╭─ Data to use

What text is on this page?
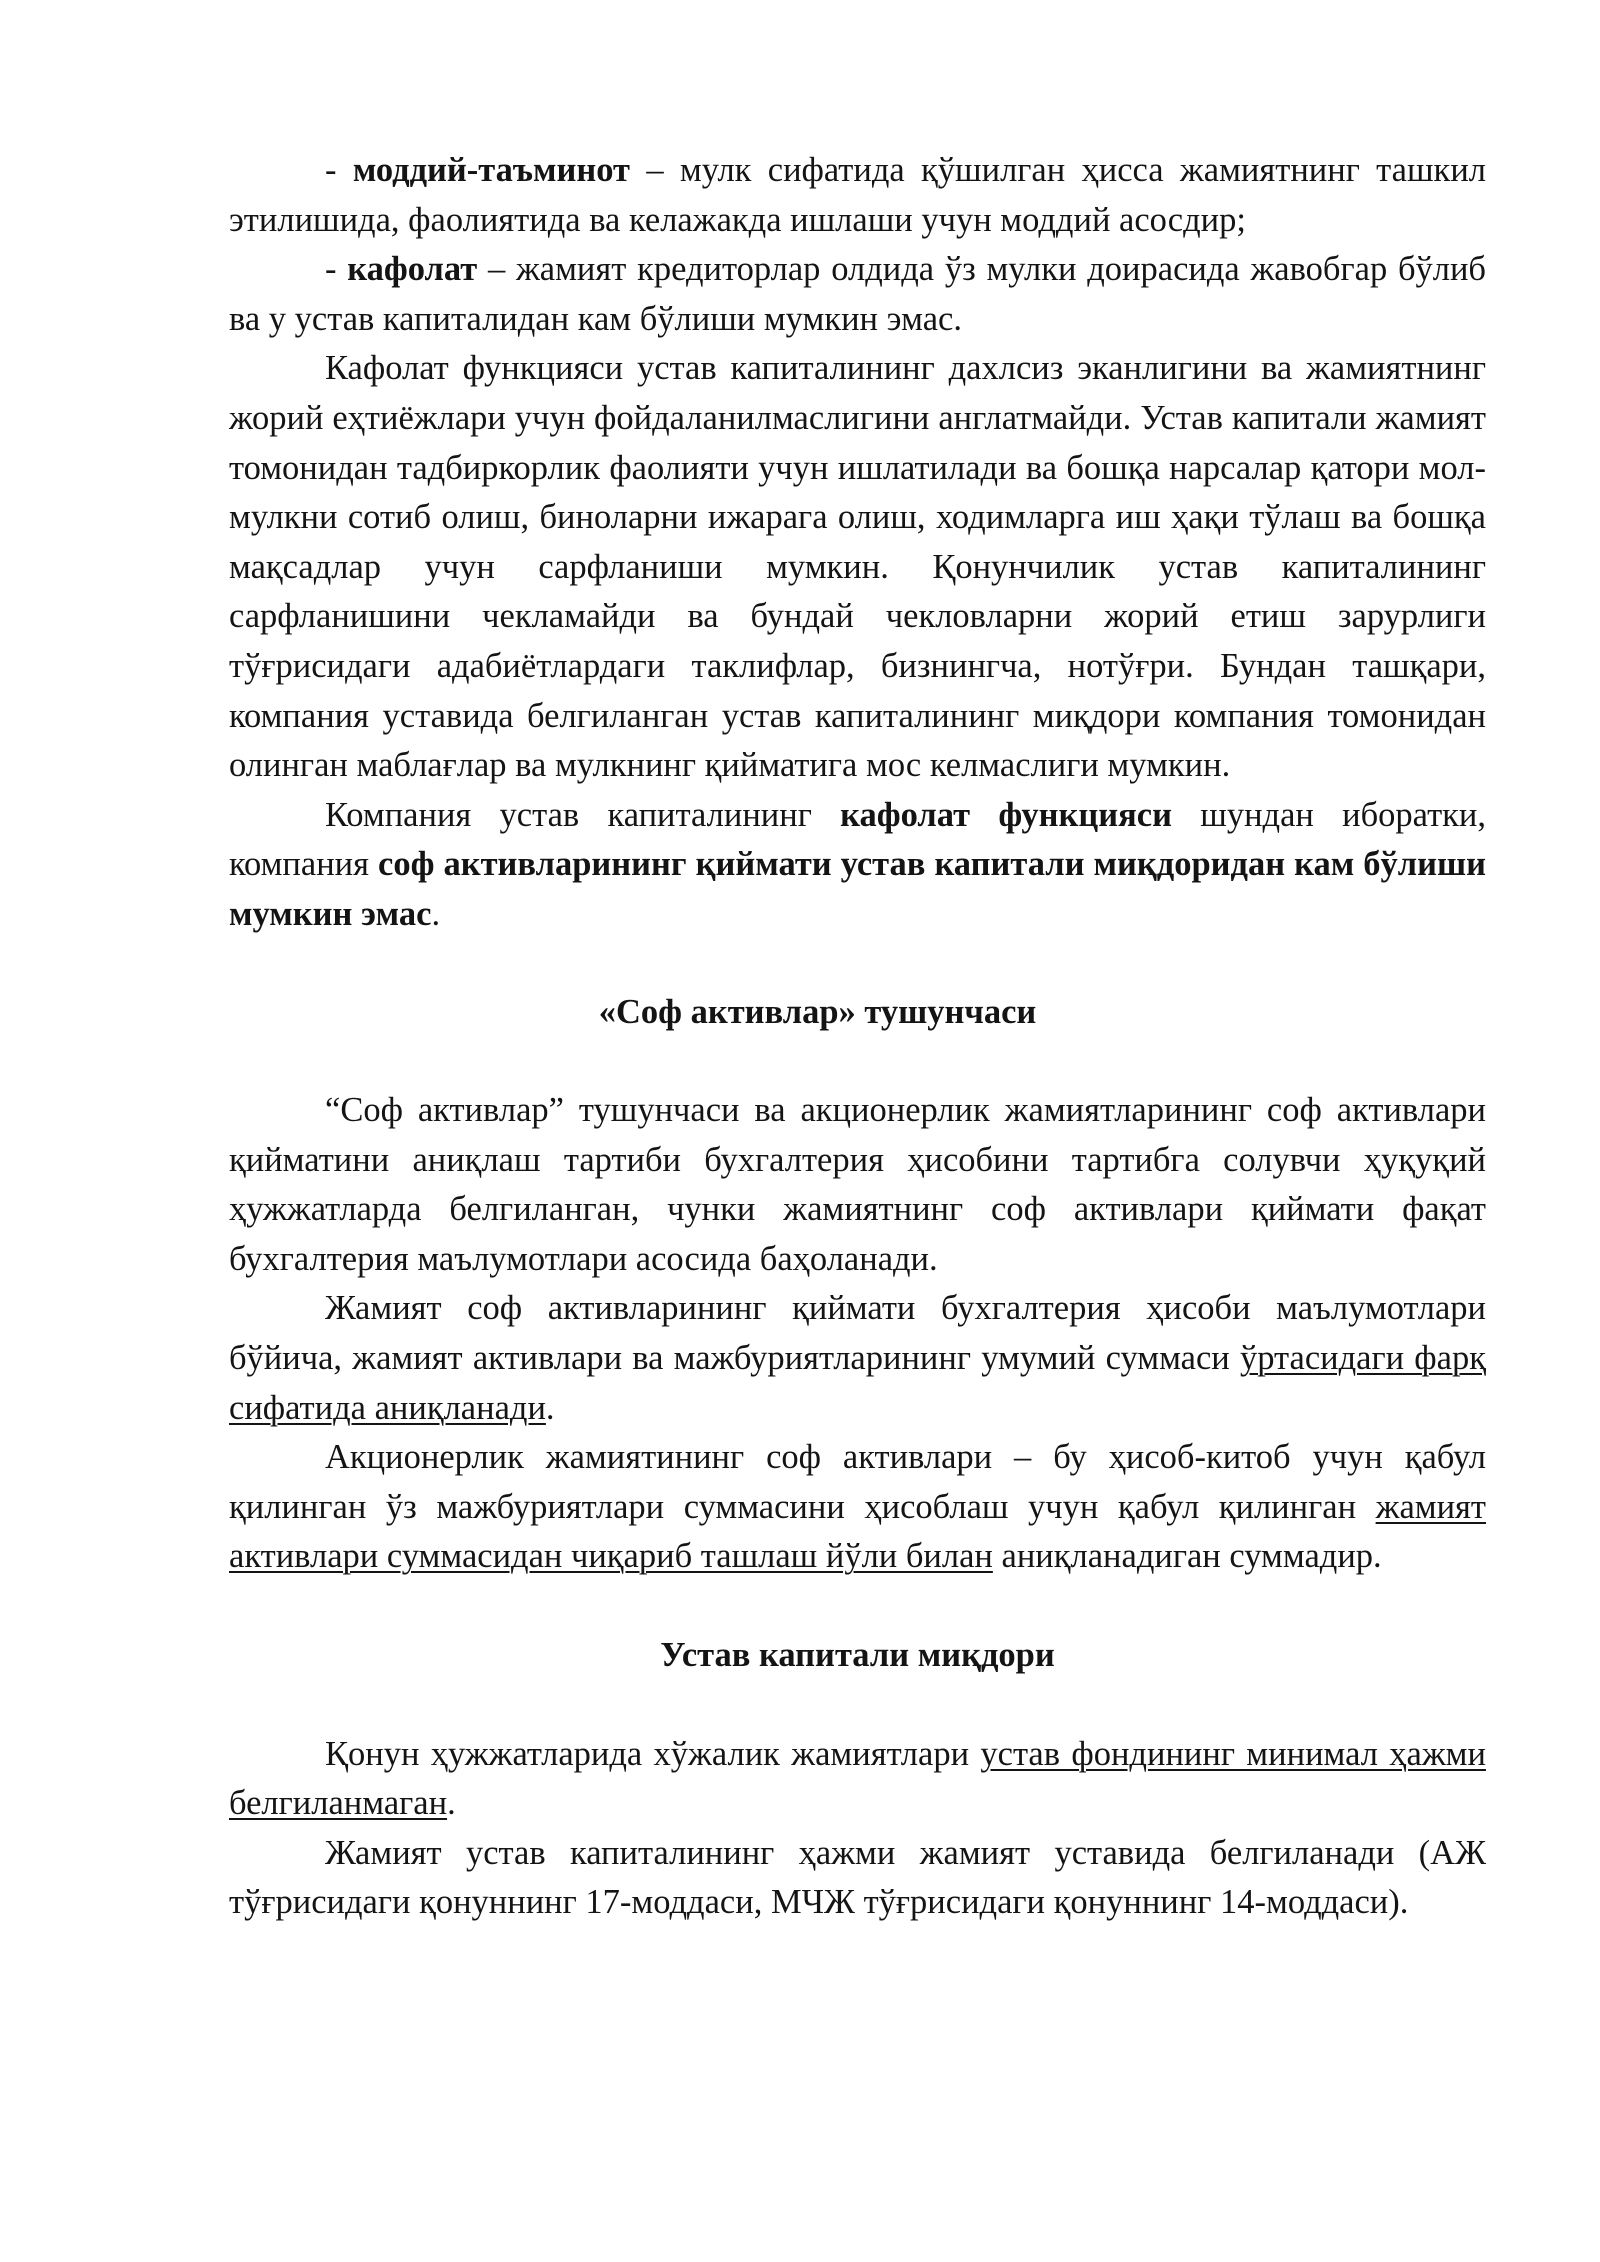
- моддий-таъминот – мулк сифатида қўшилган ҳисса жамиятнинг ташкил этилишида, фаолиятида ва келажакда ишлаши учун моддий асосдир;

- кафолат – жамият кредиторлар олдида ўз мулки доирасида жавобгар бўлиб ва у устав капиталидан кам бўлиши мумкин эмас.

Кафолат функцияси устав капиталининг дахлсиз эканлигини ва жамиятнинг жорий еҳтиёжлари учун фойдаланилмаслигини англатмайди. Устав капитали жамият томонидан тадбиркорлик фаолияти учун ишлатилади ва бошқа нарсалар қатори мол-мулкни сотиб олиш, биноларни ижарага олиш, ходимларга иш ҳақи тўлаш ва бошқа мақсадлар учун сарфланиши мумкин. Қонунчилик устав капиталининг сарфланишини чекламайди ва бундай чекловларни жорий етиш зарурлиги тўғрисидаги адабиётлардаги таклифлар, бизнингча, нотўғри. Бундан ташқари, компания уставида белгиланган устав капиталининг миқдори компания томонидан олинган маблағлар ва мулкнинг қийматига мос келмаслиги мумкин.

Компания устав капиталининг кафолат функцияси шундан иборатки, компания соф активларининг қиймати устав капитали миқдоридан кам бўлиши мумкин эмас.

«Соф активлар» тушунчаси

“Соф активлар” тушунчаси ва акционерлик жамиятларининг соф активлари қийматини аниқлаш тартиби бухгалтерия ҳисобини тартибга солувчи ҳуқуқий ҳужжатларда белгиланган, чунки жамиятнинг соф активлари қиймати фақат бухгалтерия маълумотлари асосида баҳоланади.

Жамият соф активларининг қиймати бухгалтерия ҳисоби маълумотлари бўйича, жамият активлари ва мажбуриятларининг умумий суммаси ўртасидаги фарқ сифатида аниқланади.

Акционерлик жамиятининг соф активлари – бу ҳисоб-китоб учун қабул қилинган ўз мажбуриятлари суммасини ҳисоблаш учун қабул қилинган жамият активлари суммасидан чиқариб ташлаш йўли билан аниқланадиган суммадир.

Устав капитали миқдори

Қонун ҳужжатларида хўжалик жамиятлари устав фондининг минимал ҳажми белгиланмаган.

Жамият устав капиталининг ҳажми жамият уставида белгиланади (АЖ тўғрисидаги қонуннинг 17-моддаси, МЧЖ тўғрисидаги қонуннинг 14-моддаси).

╰─

### Exercise description
Where a line above contains the string "маълумотлари", copy that line.

### Worked answer
“Соф активлар” тушунчаси ва акционерлик жамиятларининг соф активлари қийматини аниқлаш тартиби бухгалтерия ҳисобини тартибга солувчи ҳуқуқий ҳужжатларда белгиланган, чунки жамиятнинг соф активлари қиймати фақат бухгалтерия маълумотлари асосида баҳоланади.
Жамият соф активларининг қиймати бухгалтерия ҳисоби маълумотлари бўйича, жамият активлари ва мажбуриятларининг умумий суммаси ўртасидаги фарқ сифатида аниқланади.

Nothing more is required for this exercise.